━━ RAW DATA

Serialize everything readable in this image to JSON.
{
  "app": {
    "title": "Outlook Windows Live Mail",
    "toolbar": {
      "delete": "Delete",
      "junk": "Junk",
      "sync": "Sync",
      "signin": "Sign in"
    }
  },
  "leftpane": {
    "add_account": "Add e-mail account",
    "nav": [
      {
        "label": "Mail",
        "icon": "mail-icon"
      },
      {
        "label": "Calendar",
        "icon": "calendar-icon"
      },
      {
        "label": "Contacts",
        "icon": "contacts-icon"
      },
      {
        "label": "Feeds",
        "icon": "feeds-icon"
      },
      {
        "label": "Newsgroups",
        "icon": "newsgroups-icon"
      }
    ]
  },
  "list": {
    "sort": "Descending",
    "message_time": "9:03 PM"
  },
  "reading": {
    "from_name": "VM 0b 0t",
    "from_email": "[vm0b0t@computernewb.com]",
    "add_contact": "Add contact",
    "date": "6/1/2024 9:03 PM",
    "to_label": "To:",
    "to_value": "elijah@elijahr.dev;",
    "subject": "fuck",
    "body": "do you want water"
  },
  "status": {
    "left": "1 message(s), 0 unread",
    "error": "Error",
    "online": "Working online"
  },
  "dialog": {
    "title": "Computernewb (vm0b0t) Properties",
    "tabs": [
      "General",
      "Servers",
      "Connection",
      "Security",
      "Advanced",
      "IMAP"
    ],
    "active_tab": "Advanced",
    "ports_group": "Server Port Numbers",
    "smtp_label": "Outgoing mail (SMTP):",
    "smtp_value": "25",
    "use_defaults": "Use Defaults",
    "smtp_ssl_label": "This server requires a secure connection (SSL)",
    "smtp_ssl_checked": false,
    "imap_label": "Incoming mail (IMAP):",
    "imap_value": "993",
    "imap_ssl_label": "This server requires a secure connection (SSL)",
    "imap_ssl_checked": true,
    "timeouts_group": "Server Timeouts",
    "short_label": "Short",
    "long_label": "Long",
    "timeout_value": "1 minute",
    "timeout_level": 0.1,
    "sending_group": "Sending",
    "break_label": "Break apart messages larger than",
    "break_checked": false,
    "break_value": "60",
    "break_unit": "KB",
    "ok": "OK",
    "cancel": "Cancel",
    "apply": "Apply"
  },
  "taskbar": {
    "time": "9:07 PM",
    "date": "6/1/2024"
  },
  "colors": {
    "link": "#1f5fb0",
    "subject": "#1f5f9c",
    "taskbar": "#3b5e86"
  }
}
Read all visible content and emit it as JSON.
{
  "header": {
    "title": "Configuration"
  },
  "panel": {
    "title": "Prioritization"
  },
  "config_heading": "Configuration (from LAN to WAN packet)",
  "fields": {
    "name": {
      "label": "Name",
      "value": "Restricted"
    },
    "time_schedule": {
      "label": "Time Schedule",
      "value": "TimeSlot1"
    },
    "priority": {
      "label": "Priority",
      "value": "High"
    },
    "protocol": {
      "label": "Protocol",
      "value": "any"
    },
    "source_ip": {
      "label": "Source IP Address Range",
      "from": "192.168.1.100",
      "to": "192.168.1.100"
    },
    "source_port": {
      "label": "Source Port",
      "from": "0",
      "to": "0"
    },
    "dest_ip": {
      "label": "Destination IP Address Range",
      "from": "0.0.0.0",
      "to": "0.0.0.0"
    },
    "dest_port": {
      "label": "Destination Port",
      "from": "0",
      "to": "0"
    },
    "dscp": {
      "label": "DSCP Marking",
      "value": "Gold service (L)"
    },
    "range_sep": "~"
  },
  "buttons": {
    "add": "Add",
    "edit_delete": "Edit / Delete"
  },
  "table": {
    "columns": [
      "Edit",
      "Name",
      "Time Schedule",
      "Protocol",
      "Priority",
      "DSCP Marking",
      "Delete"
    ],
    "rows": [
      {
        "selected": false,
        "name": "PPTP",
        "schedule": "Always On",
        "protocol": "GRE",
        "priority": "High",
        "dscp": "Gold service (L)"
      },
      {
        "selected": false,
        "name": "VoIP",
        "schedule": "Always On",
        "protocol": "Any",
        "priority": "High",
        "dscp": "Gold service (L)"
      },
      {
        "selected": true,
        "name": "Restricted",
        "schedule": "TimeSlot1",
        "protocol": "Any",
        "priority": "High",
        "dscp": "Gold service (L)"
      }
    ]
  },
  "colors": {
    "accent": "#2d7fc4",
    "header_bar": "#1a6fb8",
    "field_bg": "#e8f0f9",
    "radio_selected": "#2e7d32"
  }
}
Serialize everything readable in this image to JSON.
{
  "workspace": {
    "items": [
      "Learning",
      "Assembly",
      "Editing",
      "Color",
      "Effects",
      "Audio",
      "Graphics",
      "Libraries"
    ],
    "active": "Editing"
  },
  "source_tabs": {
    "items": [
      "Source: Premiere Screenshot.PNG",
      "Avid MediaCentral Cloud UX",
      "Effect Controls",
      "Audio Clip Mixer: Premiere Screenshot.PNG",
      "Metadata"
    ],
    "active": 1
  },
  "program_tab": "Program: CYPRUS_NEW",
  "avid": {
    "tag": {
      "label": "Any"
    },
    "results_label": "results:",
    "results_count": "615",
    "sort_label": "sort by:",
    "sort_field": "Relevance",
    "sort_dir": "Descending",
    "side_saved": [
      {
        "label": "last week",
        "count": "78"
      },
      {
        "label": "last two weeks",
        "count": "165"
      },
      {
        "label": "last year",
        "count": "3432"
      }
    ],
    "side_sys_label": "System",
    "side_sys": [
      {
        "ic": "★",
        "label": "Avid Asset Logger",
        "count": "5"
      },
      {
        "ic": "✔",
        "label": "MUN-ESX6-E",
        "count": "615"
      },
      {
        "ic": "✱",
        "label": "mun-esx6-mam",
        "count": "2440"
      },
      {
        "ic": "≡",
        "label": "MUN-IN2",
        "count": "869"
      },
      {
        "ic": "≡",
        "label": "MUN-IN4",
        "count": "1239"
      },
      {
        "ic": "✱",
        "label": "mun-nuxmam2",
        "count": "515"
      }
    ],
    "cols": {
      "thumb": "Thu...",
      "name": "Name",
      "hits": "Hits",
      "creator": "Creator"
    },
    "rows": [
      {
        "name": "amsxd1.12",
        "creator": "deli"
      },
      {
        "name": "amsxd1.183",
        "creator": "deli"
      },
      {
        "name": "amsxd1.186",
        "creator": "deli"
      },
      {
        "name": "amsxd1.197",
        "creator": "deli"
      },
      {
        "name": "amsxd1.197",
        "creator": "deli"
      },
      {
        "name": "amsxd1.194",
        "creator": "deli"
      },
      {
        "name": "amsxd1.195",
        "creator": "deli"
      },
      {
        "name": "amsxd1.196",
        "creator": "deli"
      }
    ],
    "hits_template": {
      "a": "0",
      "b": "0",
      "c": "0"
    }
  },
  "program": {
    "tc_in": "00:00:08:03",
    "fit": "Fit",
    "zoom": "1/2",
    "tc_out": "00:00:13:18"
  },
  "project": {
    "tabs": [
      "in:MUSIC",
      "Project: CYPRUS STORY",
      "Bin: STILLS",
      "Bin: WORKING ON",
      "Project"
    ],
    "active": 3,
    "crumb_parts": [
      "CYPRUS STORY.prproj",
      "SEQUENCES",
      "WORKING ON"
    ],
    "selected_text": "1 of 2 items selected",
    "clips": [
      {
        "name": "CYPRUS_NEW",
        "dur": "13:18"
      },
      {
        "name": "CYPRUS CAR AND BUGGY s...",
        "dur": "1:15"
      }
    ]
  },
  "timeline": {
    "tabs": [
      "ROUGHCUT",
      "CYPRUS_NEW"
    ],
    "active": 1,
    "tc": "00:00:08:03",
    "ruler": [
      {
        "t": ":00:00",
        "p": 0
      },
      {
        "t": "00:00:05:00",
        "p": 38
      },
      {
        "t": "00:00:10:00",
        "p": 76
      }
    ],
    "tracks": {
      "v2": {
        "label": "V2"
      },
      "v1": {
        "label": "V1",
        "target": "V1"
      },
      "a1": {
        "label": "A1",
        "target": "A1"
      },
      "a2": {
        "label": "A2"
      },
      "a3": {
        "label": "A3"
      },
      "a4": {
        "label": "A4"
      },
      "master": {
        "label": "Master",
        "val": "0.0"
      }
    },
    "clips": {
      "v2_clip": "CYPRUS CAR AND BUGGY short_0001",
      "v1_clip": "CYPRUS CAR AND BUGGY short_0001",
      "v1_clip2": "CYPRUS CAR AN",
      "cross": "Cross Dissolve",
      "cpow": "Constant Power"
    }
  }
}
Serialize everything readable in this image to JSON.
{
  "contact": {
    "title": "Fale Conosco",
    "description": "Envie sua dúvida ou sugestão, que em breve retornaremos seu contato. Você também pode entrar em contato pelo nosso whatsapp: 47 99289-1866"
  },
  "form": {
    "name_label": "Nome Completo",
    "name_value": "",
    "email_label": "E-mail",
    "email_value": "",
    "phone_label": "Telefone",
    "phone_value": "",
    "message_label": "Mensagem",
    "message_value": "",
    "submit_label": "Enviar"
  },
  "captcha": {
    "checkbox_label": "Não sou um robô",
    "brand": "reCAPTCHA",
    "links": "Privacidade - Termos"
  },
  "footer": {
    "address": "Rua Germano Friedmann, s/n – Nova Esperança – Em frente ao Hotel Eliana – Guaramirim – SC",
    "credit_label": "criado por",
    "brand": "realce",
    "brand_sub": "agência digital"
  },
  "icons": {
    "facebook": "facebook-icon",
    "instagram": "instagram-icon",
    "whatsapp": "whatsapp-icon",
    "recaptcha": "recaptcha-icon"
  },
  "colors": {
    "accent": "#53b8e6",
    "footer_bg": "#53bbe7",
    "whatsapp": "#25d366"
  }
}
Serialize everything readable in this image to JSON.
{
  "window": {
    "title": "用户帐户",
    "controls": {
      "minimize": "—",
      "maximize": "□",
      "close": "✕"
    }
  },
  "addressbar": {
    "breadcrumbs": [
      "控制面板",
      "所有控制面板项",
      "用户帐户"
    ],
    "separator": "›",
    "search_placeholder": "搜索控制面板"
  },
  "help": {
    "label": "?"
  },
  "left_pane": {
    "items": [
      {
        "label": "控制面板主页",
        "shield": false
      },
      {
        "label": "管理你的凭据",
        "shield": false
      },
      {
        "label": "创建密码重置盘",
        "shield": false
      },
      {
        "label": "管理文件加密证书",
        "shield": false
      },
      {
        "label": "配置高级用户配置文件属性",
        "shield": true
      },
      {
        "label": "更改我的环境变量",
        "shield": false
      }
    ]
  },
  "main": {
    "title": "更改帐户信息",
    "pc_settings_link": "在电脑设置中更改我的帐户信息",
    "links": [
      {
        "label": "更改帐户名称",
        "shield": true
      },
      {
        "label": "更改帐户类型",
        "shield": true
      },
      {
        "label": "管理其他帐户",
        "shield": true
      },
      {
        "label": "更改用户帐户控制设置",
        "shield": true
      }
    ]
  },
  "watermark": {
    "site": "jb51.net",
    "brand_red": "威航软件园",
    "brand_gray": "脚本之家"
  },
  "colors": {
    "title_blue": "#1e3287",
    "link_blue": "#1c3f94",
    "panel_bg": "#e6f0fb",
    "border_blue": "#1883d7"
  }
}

━━━━

#### WRITTEN REQUEST
Pick out and copy the lines of the entries that hold the string "Audio".

#### ANSWER TO THE PROBLEM
      "Audio",
      "Audio Clip Mixer: Premiere Screenshot.PNG",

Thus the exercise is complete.